**Input for this task**:
----

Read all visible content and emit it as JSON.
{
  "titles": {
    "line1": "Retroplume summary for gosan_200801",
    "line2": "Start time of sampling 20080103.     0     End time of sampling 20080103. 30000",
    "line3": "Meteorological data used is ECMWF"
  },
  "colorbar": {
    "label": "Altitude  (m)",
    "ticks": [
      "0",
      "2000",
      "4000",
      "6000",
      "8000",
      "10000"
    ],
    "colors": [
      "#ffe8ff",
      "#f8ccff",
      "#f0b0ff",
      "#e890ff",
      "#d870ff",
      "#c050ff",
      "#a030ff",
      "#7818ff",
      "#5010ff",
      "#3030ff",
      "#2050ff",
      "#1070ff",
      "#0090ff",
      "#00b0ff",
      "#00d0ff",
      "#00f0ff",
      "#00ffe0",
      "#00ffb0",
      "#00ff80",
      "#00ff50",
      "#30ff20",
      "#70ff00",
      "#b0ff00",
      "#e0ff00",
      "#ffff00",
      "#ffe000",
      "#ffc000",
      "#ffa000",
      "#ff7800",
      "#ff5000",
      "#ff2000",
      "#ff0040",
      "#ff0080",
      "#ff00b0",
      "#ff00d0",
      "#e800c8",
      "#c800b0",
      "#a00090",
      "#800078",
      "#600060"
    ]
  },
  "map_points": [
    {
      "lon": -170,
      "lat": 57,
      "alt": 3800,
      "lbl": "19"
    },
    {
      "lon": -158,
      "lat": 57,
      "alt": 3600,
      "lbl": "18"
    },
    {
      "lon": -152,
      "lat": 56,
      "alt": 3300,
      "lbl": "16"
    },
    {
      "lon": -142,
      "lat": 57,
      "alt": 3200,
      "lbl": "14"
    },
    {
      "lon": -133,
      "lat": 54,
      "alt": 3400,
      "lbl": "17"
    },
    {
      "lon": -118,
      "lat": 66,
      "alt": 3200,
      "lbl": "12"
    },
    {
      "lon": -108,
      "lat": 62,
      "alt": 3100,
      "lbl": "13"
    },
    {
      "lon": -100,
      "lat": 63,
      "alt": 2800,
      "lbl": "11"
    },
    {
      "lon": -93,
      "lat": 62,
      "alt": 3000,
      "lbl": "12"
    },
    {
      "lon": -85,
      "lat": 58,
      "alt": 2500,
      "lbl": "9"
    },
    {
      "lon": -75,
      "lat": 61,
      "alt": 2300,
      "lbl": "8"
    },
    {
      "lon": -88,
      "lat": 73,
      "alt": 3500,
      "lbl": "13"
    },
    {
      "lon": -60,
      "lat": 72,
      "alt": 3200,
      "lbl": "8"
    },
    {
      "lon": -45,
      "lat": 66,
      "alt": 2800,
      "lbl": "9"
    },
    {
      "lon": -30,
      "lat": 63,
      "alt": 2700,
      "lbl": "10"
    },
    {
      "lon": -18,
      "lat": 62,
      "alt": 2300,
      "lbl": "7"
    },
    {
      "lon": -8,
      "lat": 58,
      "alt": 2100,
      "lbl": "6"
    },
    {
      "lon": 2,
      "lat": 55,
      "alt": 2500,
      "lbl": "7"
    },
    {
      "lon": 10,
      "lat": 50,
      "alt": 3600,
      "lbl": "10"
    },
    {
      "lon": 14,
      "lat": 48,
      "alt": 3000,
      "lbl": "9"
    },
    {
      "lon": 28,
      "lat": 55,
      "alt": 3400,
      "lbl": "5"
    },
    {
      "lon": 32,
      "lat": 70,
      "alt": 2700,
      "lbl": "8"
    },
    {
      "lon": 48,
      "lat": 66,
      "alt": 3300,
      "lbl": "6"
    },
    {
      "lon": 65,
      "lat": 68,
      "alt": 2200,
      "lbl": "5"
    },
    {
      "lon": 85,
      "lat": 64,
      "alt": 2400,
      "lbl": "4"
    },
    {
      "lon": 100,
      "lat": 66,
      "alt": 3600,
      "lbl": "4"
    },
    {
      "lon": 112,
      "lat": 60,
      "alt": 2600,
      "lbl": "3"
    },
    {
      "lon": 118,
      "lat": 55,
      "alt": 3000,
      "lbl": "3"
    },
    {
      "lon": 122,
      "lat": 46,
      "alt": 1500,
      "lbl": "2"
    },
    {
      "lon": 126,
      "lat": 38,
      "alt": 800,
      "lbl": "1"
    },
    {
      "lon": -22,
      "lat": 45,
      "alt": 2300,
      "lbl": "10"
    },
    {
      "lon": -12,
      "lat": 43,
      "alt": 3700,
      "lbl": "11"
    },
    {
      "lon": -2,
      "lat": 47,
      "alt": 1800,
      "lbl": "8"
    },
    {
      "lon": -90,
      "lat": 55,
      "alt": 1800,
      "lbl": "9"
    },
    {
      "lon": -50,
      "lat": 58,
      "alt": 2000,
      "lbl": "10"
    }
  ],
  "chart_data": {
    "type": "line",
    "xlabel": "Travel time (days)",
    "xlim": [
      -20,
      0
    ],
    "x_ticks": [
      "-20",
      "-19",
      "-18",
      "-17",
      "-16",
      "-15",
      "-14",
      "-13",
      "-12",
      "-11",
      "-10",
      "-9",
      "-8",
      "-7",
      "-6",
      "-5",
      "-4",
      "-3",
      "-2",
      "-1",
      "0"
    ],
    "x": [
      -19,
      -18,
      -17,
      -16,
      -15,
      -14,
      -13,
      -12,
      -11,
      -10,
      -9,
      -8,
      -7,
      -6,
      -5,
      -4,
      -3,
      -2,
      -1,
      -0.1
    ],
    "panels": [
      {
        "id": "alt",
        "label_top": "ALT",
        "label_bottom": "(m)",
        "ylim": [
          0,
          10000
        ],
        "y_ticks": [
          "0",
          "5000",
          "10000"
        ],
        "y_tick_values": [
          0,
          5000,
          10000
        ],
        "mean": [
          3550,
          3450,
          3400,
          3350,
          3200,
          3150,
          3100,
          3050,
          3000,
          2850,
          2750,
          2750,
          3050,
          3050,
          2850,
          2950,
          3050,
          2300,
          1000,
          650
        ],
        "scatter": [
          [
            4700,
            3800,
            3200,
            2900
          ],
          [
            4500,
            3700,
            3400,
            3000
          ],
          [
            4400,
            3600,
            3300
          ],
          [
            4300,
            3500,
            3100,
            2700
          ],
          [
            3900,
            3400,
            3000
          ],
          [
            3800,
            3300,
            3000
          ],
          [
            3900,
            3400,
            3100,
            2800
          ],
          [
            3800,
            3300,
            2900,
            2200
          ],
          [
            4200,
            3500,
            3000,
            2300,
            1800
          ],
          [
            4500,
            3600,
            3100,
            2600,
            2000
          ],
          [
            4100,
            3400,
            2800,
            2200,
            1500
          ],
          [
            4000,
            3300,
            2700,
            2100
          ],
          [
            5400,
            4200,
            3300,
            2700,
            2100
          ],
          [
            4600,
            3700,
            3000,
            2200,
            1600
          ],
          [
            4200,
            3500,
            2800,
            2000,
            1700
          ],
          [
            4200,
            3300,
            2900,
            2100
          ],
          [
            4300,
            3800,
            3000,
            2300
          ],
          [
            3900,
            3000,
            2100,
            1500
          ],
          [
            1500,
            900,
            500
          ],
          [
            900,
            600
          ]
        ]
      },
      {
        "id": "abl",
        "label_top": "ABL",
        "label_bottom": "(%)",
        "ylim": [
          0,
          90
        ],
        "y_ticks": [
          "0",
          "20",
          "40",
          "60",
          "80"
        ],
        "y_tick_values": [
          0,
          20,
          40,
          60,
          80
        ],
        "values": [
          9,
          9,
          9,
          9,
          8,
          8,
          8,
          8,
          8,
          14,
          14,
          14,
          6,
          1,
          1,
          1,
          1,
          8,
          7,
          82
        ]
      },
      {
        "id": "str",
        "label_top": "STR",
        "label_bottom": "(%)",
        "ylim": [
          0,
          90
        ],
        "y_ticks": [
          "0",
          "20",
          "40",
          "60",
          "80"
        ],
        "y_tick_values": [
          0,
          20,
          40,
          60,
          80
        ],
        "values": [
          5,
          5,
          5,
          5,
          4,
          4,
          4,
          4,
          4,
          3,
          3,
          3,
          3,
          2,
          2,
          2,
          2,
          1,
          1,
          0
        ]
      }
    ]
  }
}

----

**Aim**: In the records above, locate the lines holding the word "time". Copy each of them.

**Solved problem**:
    "line2": "Start time of sampling 20080103.     0     End time of sampling 20080103. 30000",
    "xlabel": "Travel time (days)",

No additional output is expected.